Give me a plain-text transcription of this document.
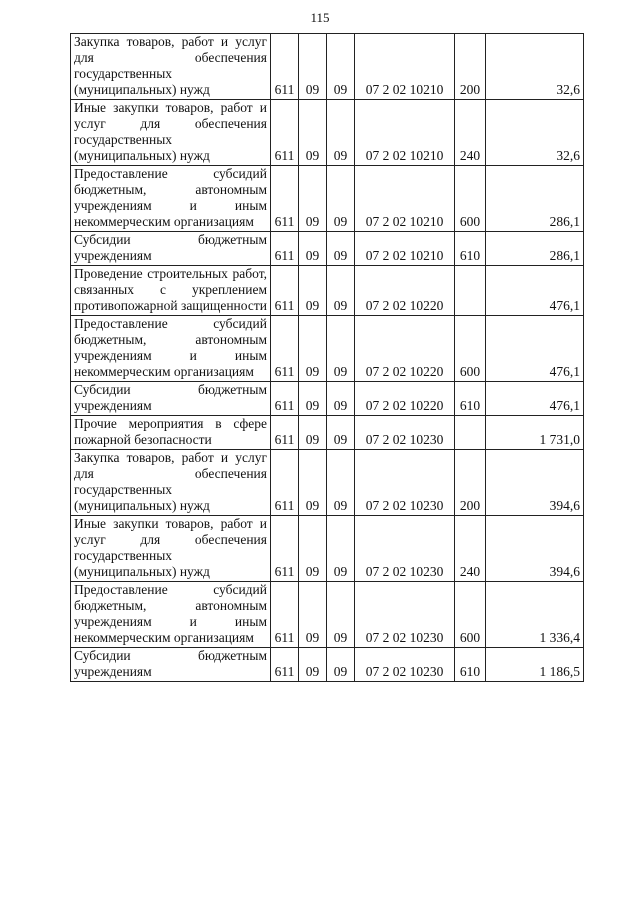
115
Закупка товаров, работ и услуг для обеспечения государственных (муниципальных) нужд	611	09	09	07 2 02 10210	200	32,6

Иные закупки товаров, работ и услуг для обеспечения государственных (муниципальных) нужд	611	09	09	07 2 02 10210	240	32,6

Предоставление субсидий бюджетным, автономным учреждениям и иным некоммерческим организациям	611	09	09	07 2 02 10210	600	286,1

Субсидии бюджетным учреждениям	611	09	09	07 2 02 10210	610	286,1

Проведение строительных работ, связанных с укреплением противопожарной защищенности	611	09	09	07 2 02 10220		476,1

Предоставление субсидий бюджетным, автономным учреждениям и иным некоммерческим организациям	611	09	09	07 2 02 10220	600	476,1

Субсидии бюджетным учреждениям	611	09	09	07 2 02 10220	610	476,1

Прочие мероприятия в сфере пожарной безопасности	611	09	09	07 2 02 10230		1 731,0

Закупка товаров, работ и услуг для обеспечения государственных (муниципальных) нужд	611	09	09	07 2 02 10230	200	394,6

Иные закупки товаров, работ и услуг для обеспечения государственных (муниципальных) нужд	611	09	09	07 2 02 10230	240	394,6

Предоставление субсидий бюджетным, автономным учреждениям и иным некоммерческим организациям	611	09	09	07 2 02 10230	600	1 336,4

Субсидии бюджетным учреждениям	611	09	09	07 2 02 10230	610	1 186,5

-=-=-

**Task statement:**
Write out the data precisely as given, excluding the pictures.

**Worked answer:**
Give me a plain-text transcription of this document.
115
Закупка товаров, работ и услуг для обеспечения государственных (муниципальных) нужд	611	09	09	07 2 02 10210	200	32,6

Иные закупки товаров, работ и услуг для обеспечения государственных (муниципальных) нужд	611	09	09	07 2 02 10210	240	32,6

Предоставление субсидий бюджетным, автономным учреждениям и иным некоммерческим организациям	611	09	09	07 2 02 10210	600	286,1

Субсидии бюджетным учреждениям	611	09	09	07 2 02 10210	610	286,1

Проведение строительных работ, связанных с укреплением противопожарной защищенности	611	09	09	07 2 02 10220		476,1

Предоставление субсидий бюджетным, автономным учреждениям и иным некоммерческим организациям	611	09	09	07 2 02 10220	600	476,1

Субсидии бюджетным учреждениям	611	09	09	07 2 02 10220	610	476,1

Прочие мероприятия в сфере пожарной безопасности	611	09	09	07 2 02 10230		1 731,0

Закупка товаров, работ и услуг для обеспечения государственных (муниципальных) нужд	611	09	09	07 2 02 10230	200	394,6

Иные закупки товаров, работ и услуг для обеспечения государственных (муниципальных) нужд	611	09	09	07 2 02 10230	240	394,6

Предоставление субсидий бюджетным, автономным учреждениям и иным некоммерческим организациям	611	09	09	07 2 02 10230	600	1 336,4

Субсидии бюджетным учреждениям	611	09	09	07 2 02 10230	610	1 186,5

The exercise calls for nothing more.